- _Directive_: The listing must be reproduced in full, exactly as it stands.

#####

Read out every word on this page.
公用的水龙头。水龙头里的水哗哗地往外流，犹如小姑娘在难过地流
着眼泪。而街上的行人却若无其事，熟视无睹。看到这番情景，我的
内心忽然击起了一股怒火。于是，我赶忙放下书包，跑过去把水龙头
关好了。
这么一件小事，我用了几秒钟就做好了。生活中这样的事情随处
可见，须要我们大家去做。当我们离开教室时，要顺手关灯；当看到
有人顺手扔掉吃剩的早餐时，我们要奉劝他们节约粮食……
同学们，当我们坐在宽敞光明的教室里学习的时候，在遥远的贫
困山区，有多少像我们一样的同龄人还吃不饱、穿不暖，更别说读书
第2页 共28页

#####

- _Result of the task_:
Read out every word on this page.
公用的水龙头。水龙头里的水哗哗地往外流，犹如小姑娘在难过地流
着眼泪。而街上的行人却若无其事，熟视无睹。看到这番情景，我的
内心忽然击起了一股怒火。于是，我赶忙放下书包，跑过去把水龙头
关好了。
这么一件小事，我用了几秒钟就做好了。生活中这样的事情随处
可见，须要我们大家去做。当我们离开教室时，要顺手关灯；当看到
有人顺手扔掉吃剩的早餐时，我们要奉劝他们节约粮食……
同学们，当我们坐在宽敞光明的教室里学习的时候，在遥远的贫
困山区，有多少像我们一样的同龄人还吃不饱、穿不暖，更别说读书
第2页 共28页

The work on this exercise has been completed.